Set down the records once more, please, exactly and with the pictures left out.

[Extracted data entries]
[start]
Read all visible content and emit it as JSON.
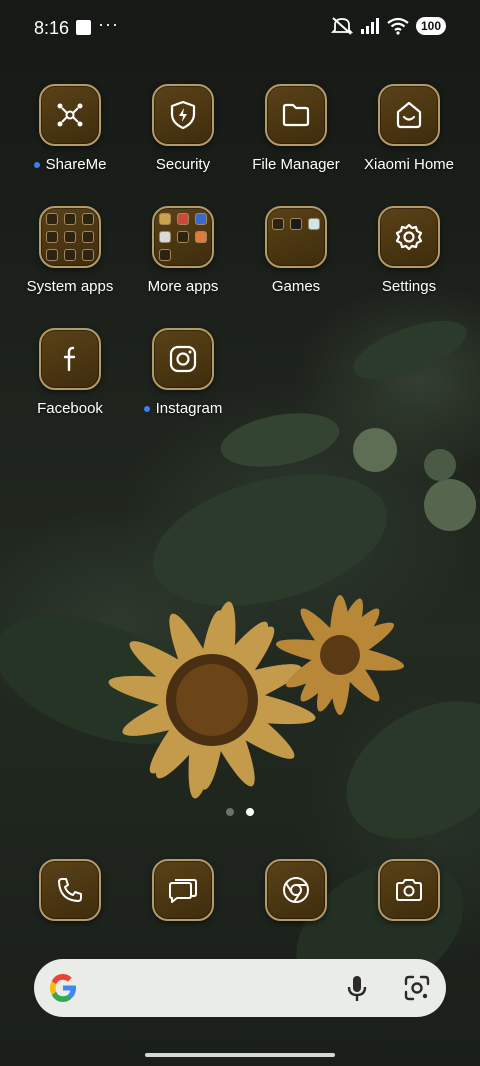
{
  "status_bar": {
    "time": "8:16",
    "overflow": "···",
    "battery": "100",
    "icons": [
      "notification-square-icon",
      "mute-icon",
      "signal-icon",
      "wifi-icon",
      "battery-icon"
    ]
  },
  "apps": [
    {
      "label": "ShareMe",
      "icon": "shareme-icon",
      "new": true
    },
    {
      "label": "Security",
      "icon": "shield-bolt-icon",
      "new": false
    },
    {
      "label": "File Manager",
      "icon": "folder-icon",
      "new": false
    },
    {
      "label": "Xiaomi Home",
      "icon": "home-smile-icon",
      "new": false
    },
    {
      "label": "System apps",
      "icon": "folder-system-apps-icon",
      "new": false
    },
    {
      "label": "More apps",
      "icon": "folder-more-apps-icon",
      "new": false
    },
    {
      "label": "Games",
      "icon": "folder-games-icon",
      "new": false
    },
    {
      "label": "Settings",
      "icon": "gear-icon",
      "new": false
    },
    {
      "label": "Facebook",
      "icon": "facebook-icon",
      "new": false
    },
    {
      "label": "Instagram",
      "icon": "instagram-icon",
      "new": true
    }
  ],
  "page_indicator": {
    "pages": 2,
    "current": 2
  },
  "dock": [
    "phone-icon",
    "messages-icon",
    "chrome-icon",
    "camera-icon"
  ],
  "search": {
    "icons": [
      "google-logo-icon",
      "microphone-icon",
      "google-lens-icon"
    ]
  },
  "colors": {
    "icon_bg": "#4a3510",
    "icon_border": "#b49a6a",
    "search_bg": "#e9ece7",
    "accent_dot": "#3d7ef2"
  }
}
[end]
▶ **Full output**
Read all visible content and emit it as JSON.
{
  "status_bar": {
    "time": "8:16",
    "overflow": "···",
    "battery": "100",
    "icons": [
      "notification-square-icon",
      "mute-icon",
      "signal-icon",
      "wifi-icon",
      "battery-icon"
    ]
  },
  "apps": [
    {
      "label": "ShareMe",
      "icon": "shareme-icon",
      "new": true
    },
    {
      "label": "Security",
      "icon": "shield-bolt-icon",
      "new": false
    },
    {
      "label": "File Manager",
      "icon": "folder-icon",
      "new": false
    },
    {
      "label": "Xiaomi Home",
      "icon": "home-smile-icon",
      "new": false
    },
    {
      "label": "System apps",
      "icon": "folder-system-apps-icon",
      "new": false
    },
    {
      "label": "More apps",
      "icon": "folder-more-apps-icon",
      "new": false
    },
    {
      "label": "Games",
      "icon": "folder-games-icon",
      "new": false
    },
    {
      "label": "Settings",
      "icon": "gear-icon",
      "new": false
    },
    {
      "label": "Facebook",
      "icon": "facebook-icon",
      "new": false
    },
    {
      "label": "Instagram",
      "icon": "instagram-icon",
      "new": true
    }
  ],
  "page_indicator": {
    "pages": 2,
    "current": 2
  },
  "dock": [
    "phone-icon",
    "messages-icon",
    "chrome-icon",
    "camera-icon"
  ],
  "search": {
    "icons": [
      "google-logo-icon",
      "microphone-icon",
      "google-lens-icon"
    ]
  },
  "colors": {
    "icon_bg": "#4a3510",
    "icon_border": "#b49a6a",
    "search_bg": "#e9ece7",
    "accent_dot": "#3d7ef2"
  }
}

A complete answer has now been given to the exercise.